Repeat all entries exactly.

» **Data provided**:
--*--
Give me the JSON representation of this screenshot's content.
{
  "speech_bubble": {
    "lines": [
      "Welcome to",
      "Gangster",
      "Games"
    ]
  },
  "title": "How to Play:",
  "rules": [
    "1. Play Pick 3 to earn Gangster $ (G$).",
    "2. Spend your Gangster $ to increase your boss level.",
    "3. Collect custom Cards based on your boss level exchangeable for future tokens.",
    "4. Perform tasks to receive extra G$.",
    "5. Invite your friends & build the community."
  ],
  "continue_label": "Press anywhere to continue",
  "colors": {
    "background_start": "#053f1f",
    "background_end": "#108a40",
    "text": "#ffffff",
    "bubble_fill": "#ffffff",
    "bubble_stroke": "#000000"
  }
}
--*--
» **Solution for this task**:
Give me the JSON representation of this screenshot's content.
{
  "speech_bubble": {
    "lines": [
      "Welcome to",
      "Gangster",
      "Games"
    ]
  },
  "title": "How to Play:",
  "rules": [
    "1. Play Pick 3 to earn Gangster $ (G$).",
    "2. Spend your Gangster $ to increase your boss level.",
    "3. Collect custom Cards based on your boss level exchangeable for future tokens.",
    "4. Perform tasks to receive extra G$.",
    "5. Invite your friends & build the community."
  ],
  "continue_label": "Press anywhere to continue",
  "colors": {
    "background_start": "#053f1f",
    "background_end": "#108a40",
    "text": "#ffffff",
    "bubble_fill": "#ffffff",
    "bubble_stroke": "#000000"
  }
}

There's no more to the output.